## YOUR OBJECTIVE
Copy the records below exactly, leaving out any pictures.

## MATERIAL PROVIDED
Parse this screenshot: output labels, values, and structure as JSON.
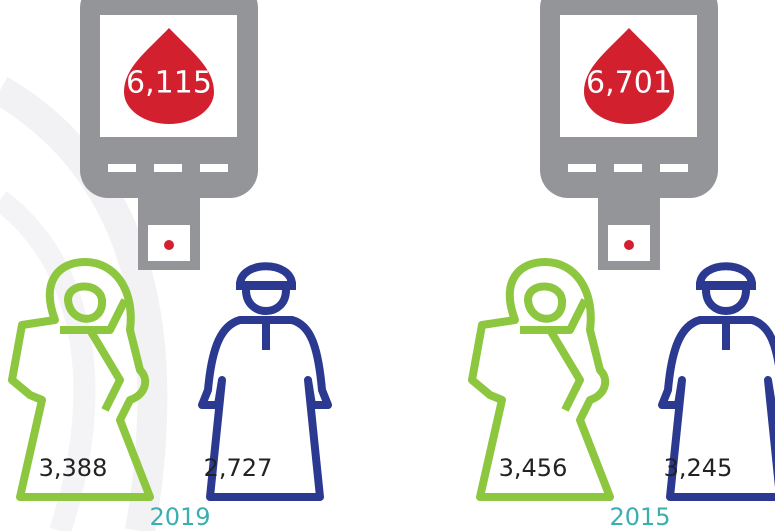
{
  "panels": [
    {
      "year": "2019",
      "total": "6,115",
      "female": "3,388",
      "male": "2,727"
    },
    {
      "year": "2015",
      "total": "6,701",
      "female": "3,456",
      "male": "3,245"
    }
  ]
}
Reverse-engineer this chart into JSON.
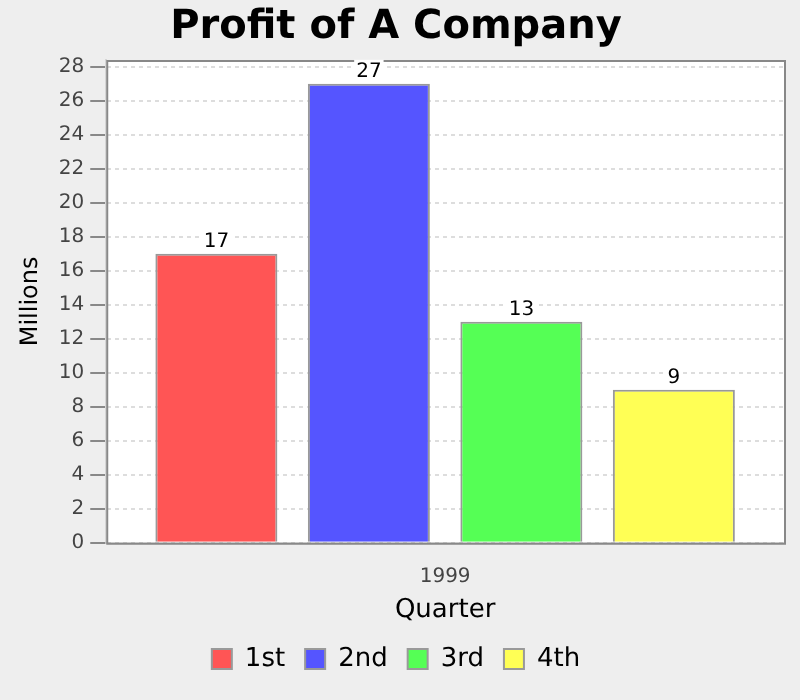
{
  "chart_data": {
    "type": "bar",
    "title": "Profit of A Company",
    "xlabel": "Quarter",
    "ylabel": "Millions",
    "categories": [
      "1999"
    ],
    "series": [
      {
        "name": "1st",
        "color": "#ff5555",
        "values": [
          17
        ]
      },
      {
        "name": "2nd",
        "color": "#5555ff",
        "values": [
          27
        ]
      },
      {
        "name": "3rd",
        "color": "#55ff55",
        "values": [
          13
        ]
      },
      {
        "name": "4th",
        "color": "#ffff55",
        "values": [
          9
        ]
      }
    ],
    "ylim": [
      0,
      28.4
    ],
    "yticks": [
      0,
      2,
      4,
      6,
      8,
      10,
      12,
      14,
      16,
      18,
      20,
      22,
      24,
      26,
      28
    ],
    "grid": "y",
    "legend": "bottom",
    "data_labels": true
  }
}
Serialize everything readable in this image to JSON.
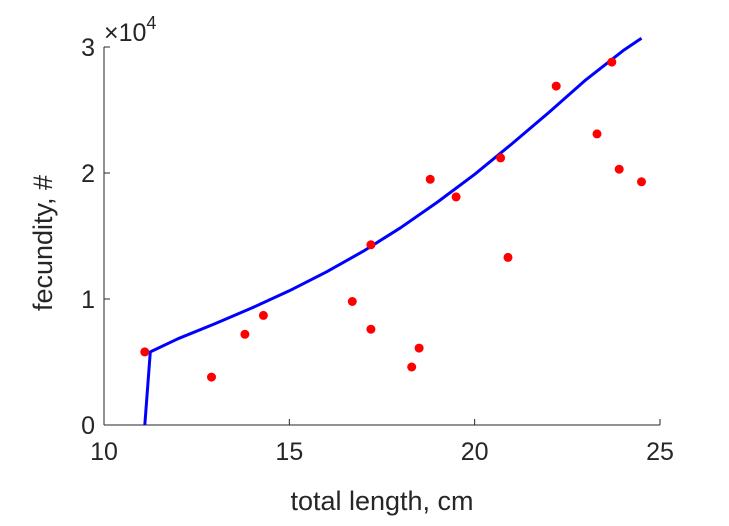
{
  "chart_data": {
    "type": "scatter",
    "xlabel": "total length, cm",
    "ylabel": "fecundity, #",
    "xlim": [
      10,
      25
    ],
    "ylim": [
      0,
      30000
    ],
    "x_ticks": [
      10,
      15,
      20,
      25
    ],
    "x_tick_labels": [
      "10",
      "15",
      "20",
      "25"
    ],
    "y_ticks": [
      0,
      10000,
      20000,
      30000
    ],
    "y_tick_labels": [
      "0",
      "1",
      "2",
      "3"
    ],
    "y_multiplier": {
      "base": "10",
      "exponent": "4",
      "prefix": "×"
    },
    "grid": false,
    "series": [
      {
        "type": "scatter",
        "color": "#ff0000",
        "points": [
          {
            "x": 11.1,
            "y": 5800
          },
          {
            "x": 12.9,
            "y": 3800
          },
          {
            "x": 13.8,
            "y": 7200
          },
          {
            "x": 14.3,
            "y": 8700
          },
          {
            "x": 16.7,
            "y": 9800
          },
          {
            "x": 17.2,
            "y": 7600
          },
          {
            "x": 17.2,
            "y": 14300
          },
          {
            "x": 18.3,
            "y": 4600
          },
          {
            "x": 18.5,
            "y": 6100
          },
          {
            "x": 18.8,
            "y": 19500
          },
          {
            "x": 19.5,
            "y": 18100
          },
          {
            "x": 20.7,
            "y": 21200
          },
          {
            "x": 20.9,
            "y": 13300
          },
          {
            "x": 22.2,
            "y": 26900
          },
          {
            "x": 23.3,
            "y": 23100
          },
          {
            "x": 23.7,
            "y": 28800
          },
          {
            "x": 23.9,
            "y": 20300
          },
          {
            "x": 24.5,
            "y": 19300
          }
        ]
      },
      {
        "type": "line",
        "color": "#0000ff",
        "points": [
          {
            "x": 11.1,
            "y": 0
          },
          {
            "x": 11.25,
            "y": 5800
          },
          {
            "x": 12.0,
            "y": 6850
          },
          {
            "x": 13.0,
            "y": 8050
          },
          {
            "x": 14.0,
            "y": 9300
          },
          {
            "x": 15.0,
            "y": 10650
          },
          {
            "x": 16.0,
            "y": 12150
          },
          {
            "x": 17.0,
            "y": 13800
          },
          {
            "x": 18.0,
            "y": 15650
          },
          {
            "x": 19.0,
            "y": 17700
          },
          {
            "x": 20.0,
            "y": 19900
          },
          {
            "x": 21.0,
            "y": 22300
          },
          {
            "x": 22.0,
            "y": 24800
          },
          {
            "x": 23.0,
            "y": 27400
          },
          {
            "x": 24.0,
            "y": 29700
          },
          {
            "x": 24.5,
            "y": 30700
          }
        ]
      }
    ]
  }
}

## RESULT FOR THIS EXERCISE
Parse this screenshot: output labels, values, and structure as JSON.
{
  "panels": [
    {
      "year": "2019",
      "total": "6,115",
      "female": "3,388",
      "male": "2,727"
    },
    {
      "year": "2015",
      "total": "6,701",
      "female": "3,456",
      "male": "3,245"
    }
  ]
}
Reverse-engineer this chart into JSON.
{
  "chart_data": {
    "type": "bar",
    "title": "Profit of A Company",
    "xlabel": "Quarter",
    "ylabel": "Millions",
    "categories": [
      "1999"
    ],
    "series": [
      {
        "name": "1st",
        "color": "#ff5555",
        "values": [
          17
        ]
      },
      {
        "name": "2nd",
        "color": "#5555ff",
        "values": [
          27
        ]
      },
      {
        "name": "3rd",
        "color": "#55ff55",
        "values": [
          13
        ]
      },
      {
        "name": "4th",
        "color": "#ffff55",
        "values": [
          9
        ]
      }
    ],
    "ylim": [
      0,
      28.4
    ],
    "yticks": [
      0,
      2,
      4,
      6,
      8,
      10,
      12,
      14,
      16,
      18,
      20,
      22,
      24,
      26,
      28
    ],
    "grid": "y",
    "legend": "bottom",
    "data_labels": true
  }
}
Serialize everything readable in this image to JSON.
{
  "chart_data": {
    "type": "scatter",
    "xlabel": "total length, cm",
    "ylabel": "fecundity, #",
    "xlim": [
      10,
      25
    ],
    "ylim": [
      0,
      30000
    ],
    "x_ticks": [
      10,
      15,
      20,
      25
    ],
    "x_tick_labels": [
      "10",
      "15",
      "20",
      "25"
    ],
    "y_ticks": [
      0,
      10000,
      20000,
      30000
    ],
    "y_tick_labels": [
      "0",
      "1",
      "2",
      "3"
    ],
    "y_multiplier": {
      "base": "10",
      "exponent": "4",
      "prefix": "×"
    },
    "grid": false,
    "series": [
      {
        "type": "scatter",
        "color": "#ff0000",
        "points": [
          {
            "x": 11.1,
            "y": 5800
          },
          {
            "x": 12.9,
            "y": 3800
          },
          {
            "x": 13.8,
            "y": 7200
          },
          {
            "x": 14.3,
            "y": 8700
          },
          {
            "x": 16.7,
            "y": 9800
          },
          {
            "x": 17.2,
            "y": 7600
          },
          {
            "x": 17.2,
            "y": 14300
          },
          {
            "x": 18.3,
            "y": 4600
          },
          {
            "x": 18.5,
            "y": 6100
          },
          {
            "x": 18.8,
            "y": 19500
          },
          {
            "x": 19.5,
            "y": 18100
          },
          {
            "x": 20.7,
            "y": 21200
          },
          {
            "x": 20.9,
            "y": 13300
          },
          {
            "x": 22.2,
            "y": 26900
          },
          {
            "x": 23.3,
            "y": 23100
          },
          {
            "x": 23.7,
            "y": 28800
          },
          {
            "x": 23.9,
            "y": 20300
          },
          {
            "x": 24.5,
            "y": 19300
          }
        ]
      },
      {
        "type": "line",
        "color": "#0000ff",
        "points": [
          {
            "x": 11.1,
            "y": 0
          },
          {
            "x": 11.25,
            "y": 5800
          },
          {
            "x": 12.0,
            "y": 6850
          },
          {
            "x": 13.0,
            "y": 8050
          },
          {
            "x": 14.0,
            "y": 9300
          },
          {
            "x": 15.0,
            "y": 10650
          },
          {
            "x": 16.0,
            "y": 12150
          },
          {
            "x": 17.0,
            "y": 13800
          },
          {
            "x": 18.0,
            "y": 15650
          },
          {
            "x": 19.0,
            "y": 17700
          },
          {
            "x": 20.0,
            "y": 19900
          },
          {
            "x": 21.0,
            "y": 22300
          },
          {
            "x": 22.0,
            "y": 24800
          },
          {
            "x": 23.0,
            "y": 27400
          },
          {
            "x": 24.0,
            "y": 29700
          },
          {
            "x": 24.5,
            "y": 30700
          }
        ]
      }
    ]
  }
}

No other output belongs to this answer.